__TO BE DONE__. Would you return the complete listing below word for word?

[Saved entries]

◆ ◆ ◆ ◆

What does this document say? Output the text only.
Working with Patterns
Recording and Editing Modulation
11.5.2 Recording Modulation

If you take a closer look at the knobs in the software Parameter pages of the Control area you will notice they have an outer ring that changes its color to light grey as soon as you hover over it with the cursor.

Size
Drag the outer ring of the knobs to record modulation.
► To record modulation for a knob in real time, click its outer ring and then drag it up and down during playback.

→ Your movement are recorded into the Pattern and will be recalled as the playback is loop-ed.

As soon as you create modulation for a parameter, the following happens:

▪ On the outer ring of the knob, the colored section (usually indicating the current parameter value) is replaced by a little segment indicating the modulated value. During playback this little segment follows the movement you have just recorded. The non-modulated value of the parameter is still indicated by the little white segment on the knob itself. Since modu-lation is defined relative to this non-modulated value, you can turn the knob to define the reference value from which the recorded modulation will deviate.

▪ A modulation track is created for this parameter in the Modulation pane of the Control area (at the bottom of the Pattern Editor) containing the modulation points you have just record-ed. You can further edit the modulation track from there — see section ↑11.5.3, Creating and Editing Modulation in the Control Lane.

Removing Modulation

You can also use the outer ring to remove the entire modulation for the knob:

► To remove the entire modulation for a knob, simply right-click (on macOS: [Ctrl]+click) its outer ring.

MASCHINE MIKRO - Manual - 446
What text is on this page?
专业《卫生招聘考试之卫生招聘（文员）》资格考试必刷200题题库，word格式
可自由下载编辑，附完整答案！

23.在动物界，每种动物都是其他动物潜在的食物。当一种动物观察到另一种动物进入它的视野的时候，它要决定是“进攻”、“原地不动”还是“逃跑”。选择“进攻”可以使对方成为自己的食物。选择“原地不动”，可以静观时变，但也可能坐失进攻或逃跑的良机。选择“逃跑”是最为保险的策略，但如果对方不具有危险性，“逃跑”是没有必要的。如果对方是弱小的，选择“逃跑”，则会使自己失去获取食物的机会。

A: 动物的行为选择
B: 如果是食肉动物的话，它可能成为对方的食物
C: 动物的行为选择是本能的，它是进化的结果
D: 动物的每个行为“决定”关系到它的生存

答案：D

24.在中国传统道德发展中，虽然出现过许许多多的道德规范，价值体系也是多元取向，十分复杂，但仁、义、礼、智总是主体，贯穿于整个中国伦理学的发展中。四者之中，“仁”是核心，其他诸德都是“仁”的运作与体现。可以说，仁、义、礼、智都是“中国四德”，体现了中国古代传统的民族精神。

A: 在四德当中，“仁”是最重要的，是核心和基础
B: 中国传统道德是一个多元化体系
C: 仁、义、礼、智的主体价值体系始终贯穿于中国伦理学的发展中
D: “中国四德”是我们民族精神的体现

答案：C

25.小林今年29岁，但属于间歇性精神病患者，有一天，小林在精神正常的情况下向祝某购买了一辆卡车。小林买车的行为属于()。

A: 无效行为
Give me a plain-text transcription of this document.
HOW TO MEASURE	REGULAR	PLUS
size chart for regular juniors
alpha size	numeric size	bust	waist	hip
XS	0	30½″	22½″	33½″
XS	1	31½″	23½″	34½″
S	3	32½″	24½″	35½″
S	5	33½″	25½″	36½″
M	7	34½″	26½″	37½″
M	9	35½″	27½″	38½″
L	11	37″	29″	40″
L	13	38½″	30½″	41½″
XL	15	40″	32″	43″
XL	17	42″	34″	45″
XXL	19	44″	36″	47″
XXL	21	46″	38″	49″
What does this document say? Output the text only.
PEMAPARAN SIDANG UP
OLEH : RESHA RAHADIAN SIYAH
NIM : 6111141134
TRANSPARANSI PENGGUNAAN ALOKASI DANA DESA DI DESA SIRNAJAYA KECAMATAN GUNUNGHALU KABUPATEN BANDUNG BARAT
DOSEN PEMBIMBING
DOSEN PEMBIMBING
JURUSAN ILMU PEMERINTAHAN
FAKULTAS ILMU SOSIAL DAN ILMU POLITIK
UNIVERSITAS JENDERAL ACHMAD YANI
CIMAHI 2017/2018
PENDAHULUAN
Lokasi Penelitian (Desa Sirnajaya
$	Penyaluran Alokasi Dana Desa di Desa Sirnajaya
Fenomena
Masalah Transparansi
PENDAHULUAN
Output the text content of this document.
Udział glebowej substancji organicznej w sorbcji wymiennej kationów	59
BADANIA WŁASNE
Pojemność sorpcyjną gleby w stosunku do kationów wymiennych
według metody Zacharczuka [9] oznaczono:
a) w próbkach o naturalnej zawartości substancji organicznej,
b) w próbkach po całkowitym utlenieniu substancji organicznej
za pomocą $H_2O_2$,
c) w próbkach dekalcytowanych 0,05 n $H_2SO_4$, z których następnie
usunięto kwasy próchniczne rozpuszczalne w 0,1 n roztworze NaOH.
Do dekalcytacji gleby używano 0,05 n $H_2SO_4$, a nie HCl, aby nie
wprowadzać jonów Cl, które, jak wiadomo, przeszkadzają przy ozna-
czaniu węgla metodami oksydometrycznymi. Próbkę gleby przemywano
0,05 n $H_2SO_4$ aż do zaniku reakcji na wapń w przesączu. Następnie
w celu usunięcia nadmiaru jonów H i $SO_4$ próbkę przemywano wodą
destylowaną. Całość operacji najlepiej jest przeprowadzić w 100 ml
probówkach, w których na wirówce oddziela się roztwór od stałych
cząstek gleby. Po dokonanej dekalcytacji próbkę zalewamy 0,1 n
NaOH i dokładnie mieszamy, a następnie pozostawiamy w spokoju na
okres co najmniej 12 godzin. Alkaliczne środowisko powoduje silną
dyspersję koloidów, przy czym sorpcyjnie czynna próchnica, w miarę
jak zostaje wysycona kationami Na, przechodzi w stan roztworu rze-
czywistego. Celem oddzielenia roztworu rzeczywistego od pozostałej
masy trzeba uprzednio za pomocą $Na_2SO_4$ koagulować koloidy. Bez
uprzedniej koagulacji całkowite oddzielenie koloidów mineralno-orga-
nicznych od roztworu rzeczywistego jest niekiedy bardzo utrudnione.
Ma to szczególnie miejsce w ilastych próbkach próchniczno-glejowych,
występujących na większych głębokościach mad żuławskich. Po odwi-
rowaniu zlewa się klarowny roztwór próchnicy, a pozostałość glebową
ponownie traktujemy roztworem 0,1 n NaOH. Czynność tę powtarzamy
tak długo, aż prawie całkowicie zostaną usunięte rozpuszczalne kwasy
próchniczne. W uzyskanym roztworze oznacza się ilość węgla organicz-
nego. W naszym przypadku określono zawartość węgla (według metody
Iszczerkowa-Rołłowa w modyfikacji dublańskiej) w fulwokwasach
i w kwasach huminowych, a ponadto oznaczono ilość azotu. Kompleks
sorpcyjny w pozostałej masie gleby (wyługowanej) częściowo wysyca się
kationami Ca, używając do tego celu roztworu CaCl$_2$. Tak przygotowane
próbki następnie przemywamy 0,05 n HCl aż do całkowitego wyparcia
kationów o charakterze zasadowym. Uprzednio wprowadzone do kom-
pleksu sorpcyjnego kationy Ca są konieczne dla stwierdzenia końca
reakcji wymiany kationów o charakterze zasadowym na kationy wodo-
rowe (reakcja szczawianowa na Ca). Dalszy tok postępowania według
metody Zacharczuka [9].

◆ ◆ ◆ ◆

__THE RESULT__.
What does this document say? Output the text only.
Working with Patterns
Recording and Editing Modulation
11.5.2 Recording Modulation

If you take a closer look at the knobs in the software Parameter pages of the Control area you will notice they have an outer ring that changes its color to light grey as soon as you hover over it with the cursor.

Size
Drag the outer ring of the knobs to record modulation.
► To record modulation for a knob in real time, click its outer ring and then drag it up and down during playback.

→ Your movement are recorded into the Pattern and will be recalled as the playback is loop-ed.

As soon as you create modulation for a parameter, the following happens:

▪ On the outer ring of the knob, the colored section (usually indicating the current parameter value) is replaced by a little segment indicating the modulated value. During playback this little segment follows the movement you have just recorded. The non-modulated value of the parameter is still indicated by the little white segment on the knob itself. Since modu-lation is defined relative to this non-modulated value, you can turn the knob to define the reference value from which the recorded modulation will deviate.

▪ A modulation track is created for this parameter in the Modulation pane of the Control area (at the bottom of the Pattern Editor) containing the modulation points you have just record-ed. You can further edit the modulation track from there — see section ↑11.5.3, Creating and Editing Modulation in the Control Lane.

Removing Modulation

You can also use the outer ring to remove the entire modulation for the knob:

► To remove the entire modulation for a knob, simply right-click (on macOS: [Ctrl]+click) its outer ring.

MASCHINE MIKRO - Manual - 446
What text is on this page?
专业《卫生招聘考试之卫生招聘（文员）》资格考试必刷200题题库，word格式
可自由下载编辑，附完整答案！

23.在动物界，每种动物都是其他动物潜在的食物。当一种动物观察到另一种动物进入它的视野的时候，它要决定是“进攻”、“原地不动”还是“逃跑”。选择“进攻”可以使对方成为自己的食物。选择“原地不动”，可以静观时变，但也可能坐失进攻或逃跑的良机。选择“逃跑”是最为保险的策略，但如果对方不具有危险性，“逃跑”是没有必要的。如果对方是弱小的，选择“逃跑”，则会使自己失去获取食物的机会。

A: 动物的行为选择
B: 如果是食肉动物的话，它可能成为对方的食物
C: 动物的行为选择是本能的，它是进化的结果
D: 动物的每个行为“决定”关系到它的生存

答案：D

24.在中国传统道德发展中，虽然出现过许许多多的道德规范，价值体系也是多元取向，十分复杂，但仁、义、礼、智总是主体，贯穿于整个中国伦理学的发展中。四者之中，“仁”是核心，其他诸德都是“仁”的运作与体现。可以说，仁、义、礼、智都是“中国四德”，体现了中国古代传统的民族精神。

A: 在四德当中，“仁”是最重要的，是核心和基础
B: 中国传统道德是一个多元化体系
C: 仁、义、礼、智的主体价值体系始终贯穿于中国伦理学的发展中
D: “中国四德”是我们民族精神的体现

答案：C

25.小林今年29岁，但属于间歇性精神病患者，有一天，小林在精神正常的情况下向祝某购买了一辆卡车。小林买车的行为属于()。

A: 无效行为
Give me a plain-text transcription of this document.
HOW TO MEASURE	REGULAR	PLUS
size chart for regular juniors
alpha size	numeric size	bust	waist	hip
XS	0	30½″	22½″	33½″
XS	1	31½″	23½″	34½″
S	3	32½″	24½″	35½″
S	5	33½″	25½″	36½″
M	7	34½″	26½″	37½″
M	9	35½″	27½″	38½″
L	11	37″	29″	40″
L	13	38½″	30½″	41½″
XL	15	40″	32″	43″
XL	17	42″	34″	45″
XXL	19	44″	36″	47″
XXL	21	46″	38″	49″
What does this document say? Output the text only.
PEMAPARAN SIDANG UP
OLEH : RESHA RAHADIAN SIYAH
NIM : 6111141134
TRANSPARANSI PENGGUNAAN ALOKASI DANA DESA DI DESA SIRNAJAYA KECAMATAN GUNUNGHALU KABUPATEN BANDUNG BARAT
DOSEN PEMBIMBING
DOSEN PEMBIMBING
JURUSAN ILMU PEMERINTAHAN
FAKULTAS ILMU SOSIAL DAN ILMU POLITIK
UNIVERSITAS JENDERAL ACHMAD YANI
CIMAHI 2017/2018
PENDAHULUAN
Lokasi Penelitian (Desa Sirnajaya
$	Penyaluran Alokasi Dana Desa di Desa Sirnajaya
Fenomena
Masalah Transparansi
PENDAHULUAN
Output the text content of this document.
Udział glebowej substancji organicznej w sorbcji wymiennej kationów	59
BADANIA WŁASNE
Pojemność sorpcyjną gleby w stosunku do kationów wymiennych
według metody Zacharczuka [9] oznaczono:
a) w próbkach o naturalnej zawartości substancji organicznej,
b) w próbkach po całkowitym utlenieniu substancji organicznej
za pomocą $H_2O_2$,
c) w próbkach dekalcytowanych 0,05 n $H_2SO_4$, z których następnie
usunięto kwasy próchniczne rozpuszczalne w 0,1 n roztworze NaOH.
Do dekalcytacji gleby używano 0,05 n $H_2SO_4$, a nie HCl, aby nie
wprowadzać jonów Cl, które, jak wiadomo, przeszkadzają przy ozna-
czaniu węgla metodami oksydometrycznymi. Próbkę gleby przemywano
0,05 n $H_2SO_4$ aż do zaniku reakcji na wapń w przesączu. Następnie
w celu usunięcia nadmiaru jonów H i $SO_4$ próbkę przemywano wodą
destylowaną. Całość operacji najlepiej jest przeprowadzić w 100 ml
probówkach, w których na wirówce oddziela się roztwór od stałych
cząstek gleby. Po dokonanej dekalcytacji próbkę zalewamy 0,1 n
NaOH i dokładnie mieszamy, a następnie pozostawiamy w spokoju na
okres co najmniej 12 godzin. Alkaliczne środowisko powoduje silną
dyspersję koloidów, przy czym sorpcyjnie czynna próchnica, w miarę
jak zostaje wysycona kationami Na, przechodzi w stan roztworu rze-
czywistego. Celem oddzielenia roztworu rzeczywistego od pozostałej
masy trzeba uprzednio za pomocą $Na_2SO_4$ koagulować koloidy. Bez
uprzedniej koagulacji całkowite oddzielenie koloidów mineralno-orga-
nicznych od roztworu rzeczywistego jest niekiedy bardzo utrudnione.
Ma to szczególnie miejsce w ilastych próbkach próchniczno-glejowych,
występujących na większych głębokościach mad żuławskich. Po odwi-
rowaniu zlewa się klarowny roztwór próchnicy, a pozostałość glebową
ponownie traktujemy roztworem 0,1 n NaOH. Czynność tę powtarzamy
tak długo, aż prawie całkowicie zostaną usunięte rozpuszczalne kwasy
próchniczne. W uzyskanym roztworze oznacza się ilość węgla organicz-
nego. W naszym przypadku określono zawartość węgla (według metody
Iszczerkowa-Rołłowa w modyfikacji dublańskiej) w fulwokwasach
i w kwasach huminowych, a ponadto oznaczono ilość azotu. Kompleks
sorpcyjny w pozostałej masie gleby (wyługowanej) częściowo wysyca się
kationami Ca, używając do tego celu roztworu CaCl$_2$. Tak przygotowane
próbki następnie przemywamy 0,05 n HCl aż do całkowitego wyparcia
kationów o charakterze zasadowym. Uprzednio wprowadzone do kom-
pleksu sorpcyjnego kationy Ca są konieczne dla stwierdzenia końca
reakcji wymiany kationów o charakterze zasadowym na kationy wodo-
rowe (reakcja szczawianowa na Ca). Dalszy tok postępowania według
metody Zacharczuka [9].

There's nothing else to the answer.